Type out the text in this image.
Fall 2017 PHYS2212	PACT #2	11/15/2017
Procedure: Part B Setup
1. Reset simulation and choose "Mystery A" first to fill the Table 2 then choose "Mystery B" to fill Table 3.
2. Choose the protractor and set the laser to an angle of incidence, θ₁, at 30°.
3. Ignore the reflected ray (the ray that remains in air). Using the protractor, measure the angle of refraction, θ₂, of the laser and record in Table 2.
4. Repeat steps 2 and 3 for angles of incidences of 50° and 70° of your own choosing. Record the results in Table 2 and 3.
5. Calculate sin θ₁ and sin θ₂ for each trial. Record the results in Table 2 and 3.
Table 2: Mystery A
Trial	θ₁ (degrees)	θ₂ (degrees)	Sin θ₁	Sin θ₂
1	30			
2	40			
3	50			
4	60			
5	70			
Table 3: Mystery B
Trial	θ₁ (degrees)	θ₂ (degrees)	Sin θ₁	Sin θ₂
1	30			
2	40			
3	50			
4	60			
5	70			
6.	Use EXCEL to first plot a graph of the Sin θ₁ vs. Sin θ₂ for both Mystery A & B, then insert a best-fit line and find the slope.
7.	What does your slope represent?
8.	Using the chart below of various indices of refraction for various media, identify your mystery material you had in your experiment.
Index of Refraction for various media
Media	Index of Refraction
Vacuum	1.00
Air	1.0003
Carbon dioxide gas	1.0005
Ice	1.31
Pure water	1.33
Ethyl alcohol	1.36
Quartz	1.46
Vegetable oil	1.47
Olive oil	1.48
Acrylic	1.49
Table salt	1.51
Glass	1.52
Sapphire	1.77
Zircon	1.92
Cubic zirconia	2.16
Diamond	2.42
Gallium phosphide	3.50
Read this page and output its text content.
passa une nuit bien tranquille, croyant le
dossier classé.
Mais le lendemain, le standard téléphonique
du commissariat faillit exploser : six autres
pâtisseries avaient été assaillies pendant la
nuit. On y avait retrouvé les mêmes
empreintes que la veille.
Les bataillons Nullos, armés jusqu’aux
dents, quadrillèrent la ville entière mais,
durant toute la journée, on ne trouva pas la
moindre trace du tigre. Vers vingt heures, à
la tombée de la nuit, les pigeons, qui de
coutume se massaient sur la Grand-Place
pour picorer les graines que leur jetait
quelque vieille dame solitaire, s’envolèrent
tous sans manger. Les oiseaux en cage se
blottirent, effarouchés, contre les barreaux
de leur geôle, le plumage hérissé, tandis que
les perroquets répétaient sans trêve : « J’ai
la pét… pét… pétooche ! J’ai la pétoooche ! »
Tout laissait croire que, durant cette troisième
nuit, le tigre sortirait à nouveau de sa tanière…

▶ [WRITTEN REQUEST]: Look through the lines above and collect those with the word "your".

▶ [REPLY]:
4. Repeat steps 2 and 3 for angles of incidences of 50° and 70° of your own choosing. Record the results in Table 2 and 3.
7.	What does your slope represent?
8.	Using the chart below of various indices of refraction for various media, identify your mystery material you had in your experiment.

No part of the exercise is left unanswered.